--- Work instructions ---
Write out all entries word for word.

--- Material shown ---
____

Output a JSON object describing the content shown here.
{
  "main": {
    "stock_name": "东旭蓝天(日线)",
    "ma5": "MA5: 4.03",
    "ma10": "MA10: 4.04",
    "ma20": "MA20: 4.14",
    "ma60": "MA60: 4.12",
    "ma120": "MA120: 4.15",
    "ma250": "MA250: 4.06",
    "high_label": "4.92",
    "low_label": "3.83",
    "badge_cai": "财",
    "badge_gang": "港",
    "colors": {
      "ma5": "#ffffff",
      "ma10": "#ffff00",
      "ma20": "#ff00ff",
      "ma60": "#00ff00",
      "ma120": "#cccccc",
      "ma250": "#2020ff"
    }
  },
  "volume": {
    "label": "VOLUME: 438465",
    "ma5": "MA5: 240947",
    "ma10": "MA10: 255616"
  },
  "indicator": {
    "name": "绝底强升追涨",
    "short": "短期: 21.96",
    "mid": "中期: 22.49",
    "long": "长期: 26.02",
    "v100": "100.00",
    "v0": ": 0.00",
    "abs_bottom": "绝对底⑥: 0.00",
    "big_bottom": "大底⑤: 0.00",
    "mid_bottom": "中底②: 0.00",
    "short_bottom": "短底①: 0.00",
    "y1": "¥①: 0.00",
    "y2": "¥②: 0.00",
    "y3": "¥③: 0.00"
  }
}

____

--- Answer to this task ---
Output a JSON object describing the content shown here.
{
  "main": {
    "stock_name": "东旭蓝天(日线)",
    "ma5": "MA5: 4.03",
    "ma10": "MA10: 4.04",
    "ma20": "MA20: 4.14",
    "ma60": "MA60: 4.12",
    "ma120": "MA120: 4.15",
    "ma250": "MA250: 4.06",
    "high_label": "4.92",
    "low_label": "3.83",
    "badge_cai": "财",
    "badge_gang": "港",
    "colors": {
      "ma5": "#ffffff",
      "ma10": "#ffff00",
      "ma20": "#ff00ff",
      "ma60": "#00ff00",
      "ma120": "#cccccc",
      "ma250": "#2020ff"
    }
  },
  "volume": {
    "label": "VOLUME: 438465",
    "ma5": "MA5: 240947",
    "ma10": "MA10: 255616"
  },
  "indicator": {
    "name": "绝底强升追涨",
    "short": "短期: 21.96",
    "mid": "中期: 22.49",
    "long": "长期: 26.02",
    "v100": "100.00",
    "v0": ": 0.00",
    "abs_bottom": "绝对底⑥: 0.00",
    "big_bottom": "大底⑤: 0.00",
    "mid_bottom": "中底②: 0.00",
    "short_bottom": "短底①: 0.00",
    "y1": "¥①: 0.00",
    "y2": "¥②: 0.00",
    "y3": "¥③: 0.00"
  }
}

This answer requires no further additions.